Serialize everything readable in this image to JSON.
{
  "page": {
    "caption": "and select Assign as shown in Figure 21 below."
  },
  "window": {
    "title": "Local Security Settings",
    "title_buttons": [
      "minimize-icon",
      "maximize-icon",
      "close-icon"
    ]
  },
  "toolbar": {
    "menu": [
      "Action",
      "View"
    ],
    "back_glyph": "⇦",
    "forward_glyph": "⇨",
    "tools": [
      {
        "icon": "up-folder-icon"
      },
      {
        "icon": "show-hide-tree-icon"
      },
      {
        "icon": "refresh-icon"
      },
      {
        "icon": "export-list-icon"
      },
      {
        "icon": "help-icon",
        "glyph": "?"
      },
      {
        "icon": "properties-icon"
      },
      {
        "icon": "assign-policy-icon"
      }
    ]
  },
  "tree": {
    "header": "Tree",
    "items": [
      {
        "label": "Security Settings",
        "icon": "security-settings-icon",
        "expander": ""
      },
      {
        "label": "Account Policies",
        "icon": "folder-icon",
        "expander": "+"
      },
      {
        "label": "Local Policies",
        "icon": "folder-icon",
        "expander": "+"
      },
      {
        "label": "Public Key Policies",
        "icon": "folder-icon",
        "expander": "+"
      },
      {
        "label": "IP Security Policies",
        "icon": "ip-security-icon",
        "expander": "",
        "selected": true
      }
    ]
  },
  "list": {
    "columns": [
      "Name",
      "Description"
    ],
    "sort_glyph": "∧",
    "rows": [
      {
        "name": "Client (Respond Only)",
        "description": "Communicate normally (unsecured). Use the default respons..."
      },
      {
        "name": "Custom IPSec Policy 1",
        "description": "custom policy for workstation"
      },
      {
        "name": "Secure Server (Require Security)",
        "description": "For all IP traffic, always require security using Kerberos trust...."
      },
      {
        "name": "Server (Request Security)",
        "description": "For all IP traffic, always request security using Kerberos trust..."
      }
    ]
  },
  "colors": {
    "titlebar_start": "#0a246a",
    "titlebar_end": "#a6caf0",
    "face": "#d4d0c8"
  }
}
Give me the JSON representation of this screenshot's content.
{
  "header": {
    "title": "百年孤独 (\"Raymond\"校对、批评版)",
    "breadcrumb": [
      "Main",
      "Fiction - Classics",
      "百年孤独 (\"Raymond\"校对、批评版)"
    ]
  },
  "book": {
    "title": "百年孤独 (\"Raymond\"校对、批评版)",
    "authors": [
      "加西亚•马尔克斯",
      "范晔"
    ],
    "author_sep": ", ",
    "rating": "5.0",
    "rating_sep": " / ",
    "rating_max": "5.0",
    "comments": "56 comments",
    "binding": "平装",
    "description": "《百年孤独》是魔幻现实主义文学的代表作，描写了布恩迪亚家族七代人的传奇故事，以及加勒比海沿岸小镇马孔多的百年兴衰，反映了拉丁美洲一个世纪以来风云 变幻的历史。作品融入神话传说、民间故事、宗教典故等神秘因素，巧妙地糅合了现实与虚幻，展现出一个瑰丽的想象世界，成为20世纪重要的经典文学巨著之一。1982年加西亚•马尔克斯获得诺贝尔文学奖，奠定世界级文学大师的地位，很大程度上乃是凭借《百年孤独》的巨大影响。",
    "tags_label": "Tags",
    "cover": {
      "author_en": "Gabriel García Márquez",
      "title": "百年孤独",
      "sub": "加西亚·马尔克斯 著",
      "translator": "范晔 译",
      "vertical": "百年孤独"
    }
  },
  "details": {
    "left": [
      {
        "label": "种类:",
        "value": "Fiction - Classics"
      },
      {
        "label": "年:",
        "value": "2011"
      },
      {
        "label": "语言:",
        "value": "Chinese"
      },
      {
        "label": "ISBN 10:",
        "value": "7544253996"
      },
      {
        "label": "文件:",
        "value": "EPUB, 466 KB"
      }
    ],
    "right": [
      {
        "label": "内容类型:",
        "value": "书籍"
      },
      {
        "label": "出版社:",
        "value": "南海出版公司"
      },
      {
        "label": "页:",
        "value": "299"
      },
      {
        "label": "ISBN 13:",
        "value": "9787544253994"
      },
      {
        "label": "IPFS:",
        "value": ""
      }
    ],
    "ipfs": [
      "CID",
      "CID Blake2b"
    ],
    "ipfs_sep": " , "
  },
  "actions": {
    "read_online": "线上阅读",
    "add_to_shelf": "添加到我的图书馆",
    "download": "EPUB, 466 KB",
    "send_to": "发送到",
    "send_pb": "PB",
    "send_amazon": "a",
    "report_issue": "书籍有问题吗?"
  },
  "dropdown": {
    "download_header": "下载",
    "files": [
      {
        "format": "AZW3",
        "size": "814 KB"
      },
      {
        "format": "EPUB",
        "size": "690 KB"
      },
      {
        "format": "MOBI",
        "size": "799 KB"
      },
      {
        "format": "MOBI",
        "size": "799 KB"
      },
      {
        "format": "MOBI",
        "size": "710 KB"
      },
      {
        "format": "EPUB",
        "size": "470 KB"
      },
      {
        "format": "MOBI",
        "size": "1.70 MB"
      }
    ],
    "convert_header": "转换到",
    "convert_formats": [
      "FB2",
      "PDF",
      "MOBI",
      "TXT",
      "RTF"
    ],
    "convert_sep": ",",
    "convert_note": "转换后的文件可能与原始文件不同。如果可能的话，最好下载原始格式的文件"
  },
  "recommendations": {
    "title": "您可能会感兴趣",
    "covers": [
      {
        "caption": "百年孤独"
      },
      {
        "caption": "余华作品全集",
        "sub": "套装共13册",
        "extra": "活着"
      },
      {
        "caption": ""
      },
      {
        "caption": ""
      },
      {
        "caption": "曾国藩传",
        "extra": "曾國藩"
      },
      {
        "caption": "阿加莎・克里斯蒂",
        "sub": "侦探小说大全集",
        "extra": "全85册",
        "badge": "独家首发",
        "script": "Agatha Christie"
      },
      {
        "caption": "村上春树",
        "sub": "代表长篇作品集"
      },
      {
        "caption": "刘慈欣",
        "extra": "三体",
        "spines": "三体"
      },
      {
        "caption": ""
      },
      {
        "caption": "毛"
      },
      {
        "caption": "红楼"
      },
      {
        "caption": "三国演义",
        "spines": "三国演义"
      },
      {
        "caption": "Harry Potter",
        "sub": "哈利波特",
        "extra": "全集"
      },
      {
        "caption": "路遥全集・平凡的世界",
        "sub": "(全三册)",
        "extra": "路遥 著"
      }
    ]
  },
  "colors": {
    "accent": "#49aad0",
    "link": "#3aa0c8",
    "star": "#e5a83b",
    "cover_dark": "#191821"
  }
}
· · · · ·
GIVEN INSTRUCTION: Repeat the material above exactly.

RESULT OF THE EXERCISE:
Serialize everything readable in this image to JSON.
{
  "page": {
    "caption": "and select Assign as shown in Figure 21 below."
  },
  "window": {
    "title": "Local Security Settings",
    "title_buttons": [
      "minimize-icon",
      "maximize-icon",
      "close-icon"
    ]
  },
  "toolbar": {
    "menu": [
      "Action",
      "View"
    ],
    "back_glyph": "⇦",
    "forward_glyph": "⇨",
    "tools": [
      {
        "icon": "up-folder-icon"
      },
      {
        "icon": "show-hide-tree-icon"
      },
      {
        "icon": "refresh-icon"
      },
      {
        "icon": "export-list-icon"
      },
      {
        "icon": "help-icon",
        "glyph": "?"
      },
      {
        "icon": "properties-icon"
      },
      {
        "icon": "assign-policy-icon"
      }
    ]
  },
  "tree": {
    "header": "Tree",
    "items": [
      {
        "label": "Security Settings",
        "icon": "security-settings-icon",
        "expander": ""
      },
      {
        "label": "Account Policies",
        "icon": "folder-icon",
        "expander": "+"
      },
      {
        "label": "Local Policies",
        "icon": "folder-icon",
        "expander": "+"
      },
      {
        "label": "Public Key Policies",
        "icon": "folder-icon",
        "expander": "+"
      },
      {
        "label": "IP Security Policies",
        "icon": "ip-security-icon",
        "expander": "",
        "selected": true
      }
    ]
  },
  "list": {
    "columns": [
      "Name",
      "Description"
    ],
    "sort_glyph": "∧",
    "rows": [
      {
        "name": "Client (Respond Only)",
        "description": "Communicate normally (unsecured). Use the default respons..."
      },
      {
        "name": "Custom IPSec Policy 1",
        "description": "custom policy for workstation"
      },
      {
        "name": "Secure Server (Require Security)",
        "description": "For all IP traffic, always require security using Kerberos trust...."
      },
      {
        "name": "Server (Request Security)",
        "description": "For all IP traffic, always request security using Kerberos trust..."
      }
    ]
  },
  "colors": {
    "titlebar_start": "#0a246a",
    "titlebar_end": "#a6caf0",
    "face": "#d4d0c8"
  }
}
Give me the JSON representation of this screenshot's content.
{
  "header": {
    "title": "百年孤独 (\"Raymond\"校对、批评版)",
    "breadcrumb": [
      "Main",
      "Fiction - Classics",
      "百年孤独 (\"Raymond\"校对、批评版)"
    ]
  },
  "book": {
    "title": "百年孤独 (\"Raymond\"校对、批评版)",
    "authors": [
      "加西亚•马尔克斯",
      "范晔"
    ],
    "author_sep": ", ",
    "rating": "5.0",
    "rating_sep": " / ",
    "rating_max": "5.0",
    "comments": "56 comments",
    "binding": "平装",
    "description": "《百年孤独》是魔幻现实主义文学的代表作，描写了布恩迪亚家族七代人的传奇故事，以及加勒比海沿岸小镇马孔多的百年兴衰，反映了拉丁美洲一个世纪以来风云 变幻的历史。作品融入神话传说、民间故事、宗教典故等神秘因素，巧妙地糅合了现实与虚幻，展现出一个瑰丽的想象世界，成为20世纪重要的经典文学巨著之一。1982年加西亚•马尔克斯获得诺贝尔文学奖，奠定世界级文学大师的地位，很大程度上乃是凭借《百年孤独》的巨大影响。",
    "tags_label": "Tags",
    "cover": {
      "author_en": "Gabriel García Márquez",
      "title": "百年孤独",
      "sub": "加西亚·马尔克斯 著",
      "translator": "范晔 译",
      "vertical": "百年孤独"
    }
  },
  "details": {
    "left": [
      {
        "label": "种类:",
        "value": "Fiction - Classics"
      },
      {
        "label": "年:",
        "value": "2011"
      },
      {
        "label": "语言:",
        "value": "Chinese"
      },
      {
        "label": "ISBN 10:",
        "value": "7544253996"
      },
      {
        "label": "文件:",
        "value": "EPUB, 466 KB"
      }
    ],
    "right": [
      {
        "label": "内容类型:",
        "value": "书籍"
      },
      {
        "label": "出版社:",
        "value": "南海出版公司"
      },
      {
        "label": "页:",
        "value": "299"
      },
      {
        "label": "ISBN 13:",
        "value": "9787544253994"
      },
      {
        "label": "IPFS:",
        "value": ""
      }
    ],
    "ipfs": [
      "CID",
      "CID Blake2b"
    ],
    "ipfs_sep": " , "
  },
  "actions": {
    "read_online": "线上阅读",
    "add_to_shelf": "添加到我的图书馆",
    "download": "EPUB, 466 KB",
    "send_to": "发送到",
    "send_pb": "PB",
    "send_amazon": "a",
    "report_issue": "书籍有问题吗?"
  },
  "dropdown": {
    "download_header": "下载",
    "files": [
      {
        "format": "AZW3",
        "size": "814 KB"
      },
      {
        "format": "EPUB",
        "size": "690 KB"
      },
      {
        "format": "MOBI",
        "size": "799 KB"
      },
      {
        "format": "MOBI",
        "size": "799 KB"
      },
      {
        "format": "MOBI",
        "size": "710 KB"
      },
      {
        "format": "EPUB",
        "size": "470 KB"
      },
      {
        "format": "MOBI",
        "size": "1.70 MB"
      }
    ],
    "convert_header": "转换到",
    "convert_formats": [
      "FB2",
      "PDF",
      "MOBI",
      "TXT",
      "RTF"
    ],
    "convert_sep": ",",
    "convert_note": "转换后的文件可能与原始文件不同。如果可能的话，最好下载原始格式的文件"
  },
  "recommendations": {
    "title": "您可能会感兴趣",
    "covers": [
      {
        "caption": "百年孤独"
      },
      {
        "caption": "余华作品全集",
        "sub": "套装共13册",
        "extra": "活着"
      },
      {
        "caption": ""
      },
      {
        "caption": ""
      },
      {
        "caption": "曾国藩传",
        "extra": "曾國藩"
      },
      {
        "caption": "阿加莎・克里斯蒂",
        "sub": "侦探小说大全集",
        "extra": "全85册",
        "badge": "独家首发",
        "script": "Agatha Christie"
      },
      {
        "caption": "村上春树",
        "sub": "代表长篇作品集"
      },
      {
        "caption": "刘慈欣",
        "extra": "三体",
        "spines": "三体"
      },
      {
        "caption": ""
      },
      {
        "caption": "毛"
      },
      {
        "caption": "红楼"
      },
      {
        "caption": "三国演义",
        "spines": "三国演义"
      },
      {
        "caption": "Harry Potter",
        "sub": "哈利波特",
        "extra": "全集"
      },
      {
        "caption": "路遥全集・平凡的世界",
        "sub": "(全三册)",
        "extra": "路遥 著"
      }
    ]
  },
  "colors": {
    "accent": "#49aad0",
    "link": "#3aa0c8",
    "star": "#e5a83b",
    "cover_dark": "#191821"
  }
}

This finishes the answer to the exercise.